**** Input rows

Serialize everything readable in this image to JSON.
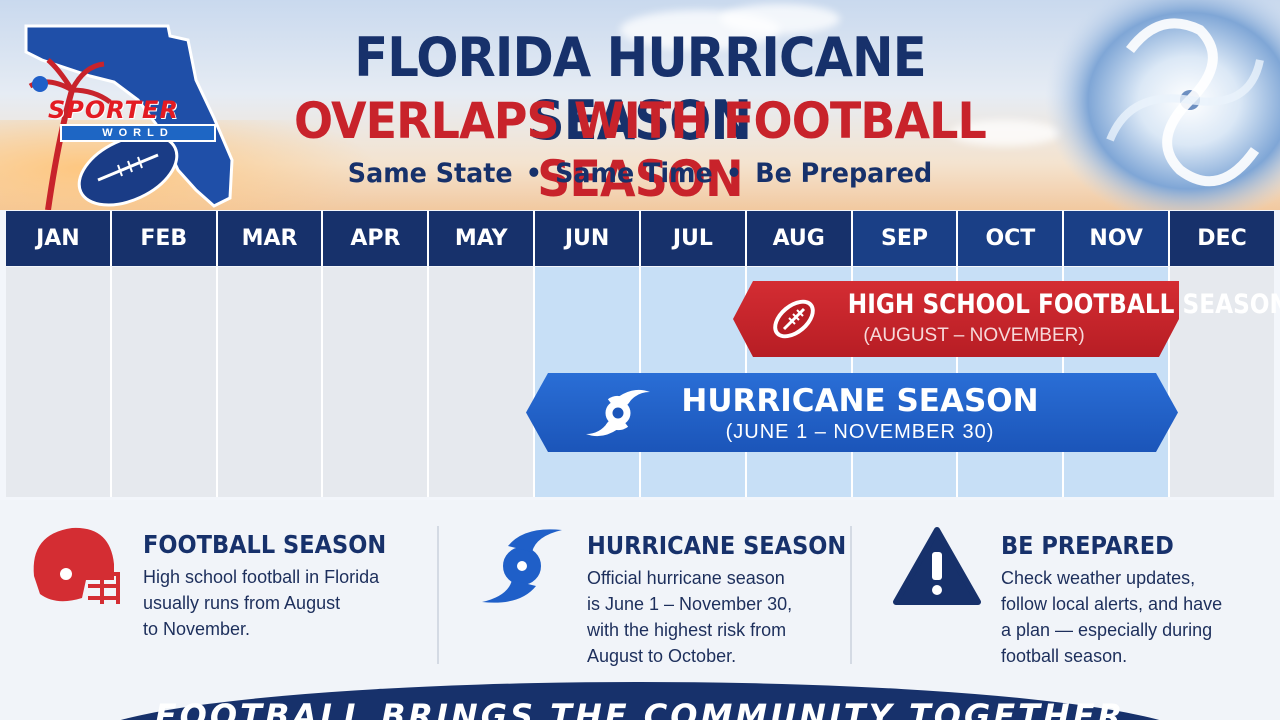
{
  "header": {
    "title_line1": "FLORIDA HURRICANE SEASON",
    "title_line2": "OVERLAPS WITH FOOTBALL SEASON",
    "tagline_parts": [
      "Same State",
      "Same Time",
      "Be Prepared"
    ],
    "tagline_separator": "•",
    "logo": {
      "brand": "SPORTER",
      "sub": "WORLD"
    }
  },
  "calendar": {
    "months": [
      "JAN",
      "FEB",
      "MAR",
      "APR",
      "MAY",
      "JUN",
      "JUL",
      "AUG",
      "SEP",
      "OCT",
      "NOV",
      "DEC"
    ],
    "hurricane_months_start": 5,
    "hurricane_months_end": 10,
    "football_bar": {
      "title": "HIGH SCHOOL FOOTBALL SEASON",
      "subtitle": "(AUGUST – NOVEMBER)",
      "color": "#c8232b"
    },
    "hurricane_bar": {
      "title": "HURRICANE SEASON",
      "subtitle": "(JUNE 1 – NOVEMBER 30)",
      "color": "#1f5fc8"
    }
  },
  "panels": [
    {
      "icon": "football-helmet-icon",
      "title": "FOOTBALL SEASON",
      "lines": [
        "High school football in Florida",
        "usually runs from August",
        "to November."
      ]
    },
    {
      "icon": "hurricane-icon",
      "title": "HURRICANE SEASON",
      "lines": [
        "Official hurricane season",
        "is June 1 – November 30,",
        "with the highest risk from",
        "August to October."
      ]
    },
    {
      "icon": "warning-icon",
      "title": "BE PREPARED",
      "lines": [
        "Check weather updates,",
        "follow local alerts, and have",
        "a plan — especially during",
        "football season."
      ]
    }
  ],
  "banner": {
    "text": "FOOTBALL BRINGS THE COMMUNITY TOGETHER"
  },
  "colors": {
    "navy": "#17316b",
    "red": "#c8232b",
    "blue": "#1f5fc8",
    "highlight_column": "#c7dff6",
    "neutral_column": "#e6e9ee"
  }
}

********
**** Input rows

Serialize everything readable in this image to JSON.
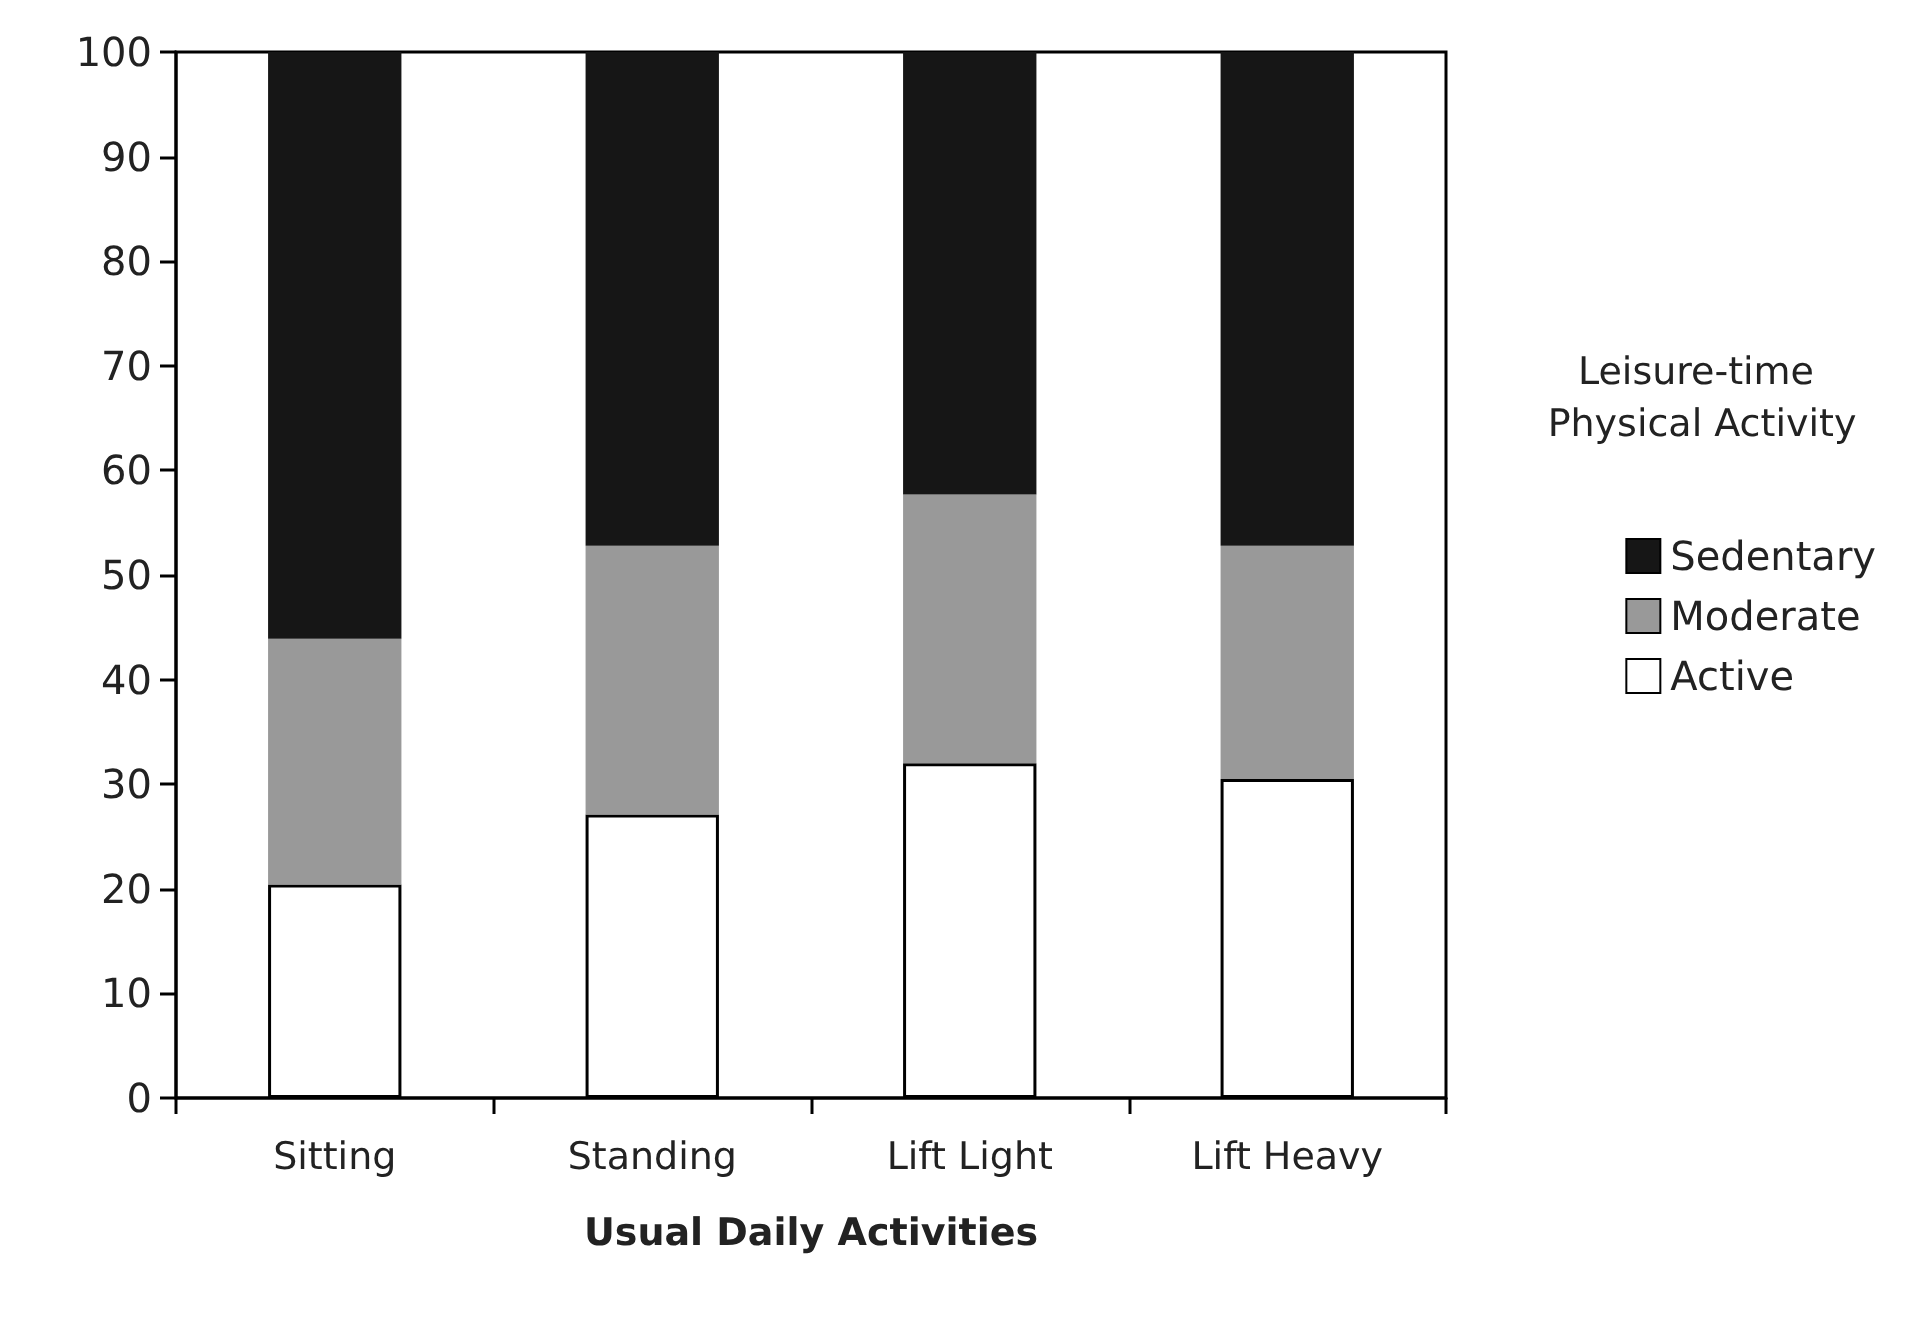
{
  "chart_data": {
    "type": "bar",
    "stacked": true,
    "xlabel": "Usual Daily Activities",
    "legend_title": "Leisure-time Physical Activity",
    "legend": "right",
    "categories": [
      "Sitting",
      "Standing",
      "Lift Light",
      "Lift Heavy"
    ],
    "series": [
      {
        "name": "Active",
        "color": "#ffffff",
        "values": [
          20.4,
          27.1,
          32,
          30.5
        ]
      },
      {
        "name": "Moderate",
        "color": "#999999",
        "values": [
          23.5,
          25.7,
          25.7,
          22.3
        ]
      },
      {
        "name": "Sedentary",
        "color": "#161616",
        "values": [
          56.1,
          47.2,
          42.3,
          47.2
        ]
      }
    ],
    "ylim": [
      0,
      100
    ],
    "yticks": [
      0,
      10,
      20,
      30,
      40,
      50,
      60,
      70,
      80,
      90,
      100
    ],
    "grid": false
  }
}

********
**** Input rows

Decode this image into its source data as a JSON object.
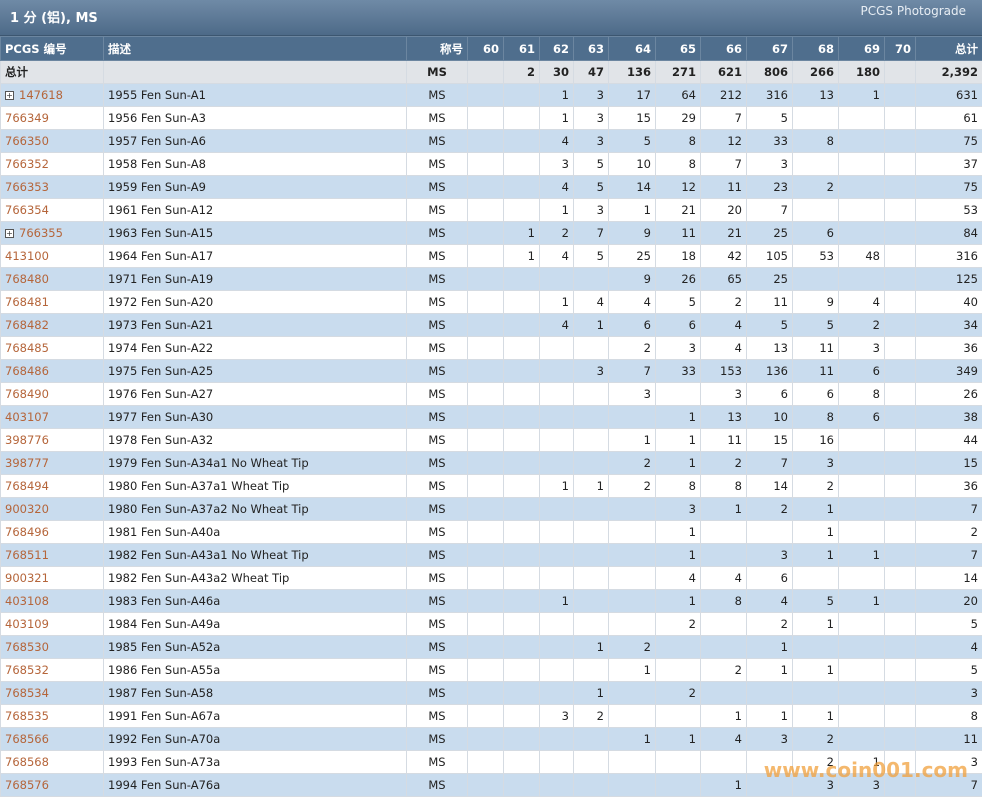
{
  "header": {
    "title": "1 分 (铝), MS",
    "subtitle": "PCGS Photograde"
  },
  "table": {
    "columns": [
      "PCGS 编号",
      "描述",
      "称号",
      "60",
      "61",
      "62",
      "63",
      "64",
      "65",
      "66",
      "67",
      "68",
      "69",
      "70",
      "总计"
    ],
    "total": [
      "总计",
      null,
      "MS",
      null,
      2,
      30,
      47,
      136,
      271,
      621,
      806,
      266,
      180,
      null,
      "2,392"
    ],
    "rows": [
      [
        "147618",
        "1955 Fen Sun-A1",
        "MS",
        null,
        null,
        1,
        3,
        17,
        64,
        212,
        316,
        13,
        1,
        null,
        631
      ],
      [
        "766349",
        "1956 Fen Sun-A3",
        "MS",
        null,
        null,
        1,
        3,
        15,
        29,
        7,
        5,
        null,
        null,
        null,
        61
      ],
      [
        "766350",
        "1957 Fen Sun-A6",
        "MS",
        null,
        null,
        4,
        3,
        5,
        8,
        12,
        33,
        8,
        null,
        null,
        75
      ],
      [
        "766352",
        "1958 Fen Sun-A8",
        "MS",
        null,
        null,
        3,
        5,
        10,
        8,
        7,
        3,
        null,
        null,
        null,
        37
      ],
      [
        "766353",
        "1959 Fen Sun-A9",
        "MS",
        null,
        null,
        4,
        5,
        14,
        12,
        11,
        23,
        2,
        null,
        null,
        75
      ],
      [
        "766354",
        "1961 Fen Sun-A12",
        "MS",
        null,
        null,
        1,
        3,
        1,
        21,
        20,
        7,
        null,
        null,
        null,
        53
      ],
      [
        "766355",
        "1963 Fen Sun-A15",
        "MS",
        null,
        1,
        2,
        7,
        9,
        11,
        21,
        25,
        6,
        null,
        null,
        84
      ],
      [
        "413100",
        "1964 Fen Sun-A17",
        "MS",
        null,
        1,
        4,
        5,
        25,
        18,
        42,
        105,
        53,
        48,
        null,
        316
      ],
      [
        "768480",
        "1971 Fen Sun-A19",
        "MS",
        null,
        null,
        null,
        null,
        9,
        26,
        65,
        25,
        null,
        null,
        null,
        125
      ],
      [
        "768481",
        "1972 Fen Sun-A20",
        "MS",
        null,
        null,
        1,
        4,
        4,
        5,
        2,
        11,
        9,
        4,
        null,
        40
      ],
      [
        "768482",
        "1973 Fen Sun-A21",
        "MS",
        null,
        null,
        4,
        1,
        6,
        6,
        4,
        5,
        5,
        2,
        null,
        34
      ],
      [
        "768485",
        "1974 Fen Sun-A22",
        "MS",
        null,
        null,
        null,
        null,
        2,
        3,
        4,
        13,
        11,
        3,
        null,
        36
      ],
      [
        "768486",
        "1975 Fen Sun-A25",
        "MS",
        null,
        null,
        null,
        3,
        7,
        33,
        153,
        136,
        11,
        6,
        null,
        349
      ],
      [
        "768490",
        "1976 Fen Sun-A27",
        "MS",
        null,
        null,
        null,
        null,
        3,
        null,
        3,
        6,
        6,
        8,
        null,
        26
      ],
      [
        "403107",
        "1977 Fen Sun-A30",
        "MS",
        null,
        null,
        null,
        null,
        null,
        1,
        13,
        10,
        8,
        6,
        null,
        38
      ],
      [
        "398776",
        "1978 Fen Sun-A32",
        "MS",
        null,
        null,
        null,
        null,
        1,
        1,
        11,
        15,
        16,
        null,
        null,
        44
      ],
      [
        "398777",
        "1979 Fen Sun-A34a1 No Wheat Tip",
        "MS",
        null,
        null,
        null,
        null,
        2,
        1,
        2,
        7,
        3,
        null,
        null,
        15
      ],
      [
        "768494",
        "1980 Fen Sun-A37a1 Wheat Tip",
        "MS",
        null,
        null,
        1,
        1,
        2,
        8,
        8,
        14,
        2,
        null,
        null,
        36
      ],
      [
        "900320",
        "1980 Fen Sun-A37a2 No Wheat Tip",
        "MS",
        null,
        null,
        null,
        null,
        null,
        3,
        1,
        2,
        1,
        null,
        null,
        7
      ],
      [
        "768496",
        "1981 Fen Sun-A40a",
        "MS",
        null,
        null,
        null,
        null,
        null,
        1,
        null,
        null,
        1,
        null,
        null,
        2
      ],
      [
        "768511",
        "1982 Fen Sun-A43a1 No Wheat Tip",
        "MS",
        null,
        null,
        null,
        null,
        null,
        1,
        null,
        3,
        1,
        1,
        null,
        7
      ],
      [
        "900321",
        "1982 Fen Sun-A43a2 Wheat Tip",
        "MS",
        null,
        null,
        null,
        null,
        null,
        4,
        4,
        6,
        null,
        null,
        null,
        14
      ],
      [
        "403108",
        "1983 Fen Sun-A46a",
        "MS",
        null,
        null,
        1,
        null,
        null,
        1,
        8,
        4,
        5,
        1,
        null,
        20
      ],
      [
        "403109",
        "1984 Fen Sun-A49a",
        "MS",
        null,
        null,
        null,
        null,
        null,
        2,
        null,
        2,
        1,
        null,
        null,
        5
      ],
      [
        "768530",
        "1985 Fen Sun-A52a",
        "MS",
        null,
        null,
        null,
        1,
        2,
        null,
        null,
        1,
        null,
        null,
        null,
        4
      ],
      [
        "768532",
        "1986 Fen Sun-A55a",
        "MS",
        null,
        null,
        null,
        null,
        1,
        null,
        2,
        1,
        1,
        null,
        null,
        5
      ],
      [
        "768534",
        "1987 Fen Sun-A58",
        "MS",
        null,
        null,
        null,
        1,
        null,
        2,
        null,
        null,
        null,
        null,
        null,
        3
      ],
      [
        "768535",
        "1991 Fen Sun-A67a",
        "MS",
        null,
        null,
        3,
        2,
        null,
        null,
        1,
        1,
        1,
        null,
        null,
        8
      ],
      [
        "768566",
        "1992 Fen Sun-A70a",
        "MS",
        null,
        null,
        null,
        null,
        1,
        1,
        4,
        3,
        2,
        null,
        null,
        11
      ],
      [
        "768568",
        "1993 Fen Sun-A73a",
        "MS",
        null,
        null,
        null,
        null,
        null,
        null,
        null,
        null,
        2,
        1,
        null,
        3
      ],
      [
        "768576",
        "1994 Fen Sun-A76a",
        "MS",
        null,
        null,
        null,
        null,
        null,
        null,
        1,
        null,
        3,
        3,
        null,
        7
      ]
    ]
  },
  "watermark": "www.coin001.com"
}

********

What to do:
From the entries above, return each line with the word "subtitle" in it.

Full response:
      "subtitle": "(AUGUST – NOVEMBER)",
      "subtitle": "(JUNE 1 – NOVEMBER 30)",
    "subtitle": "PCGS Photograde"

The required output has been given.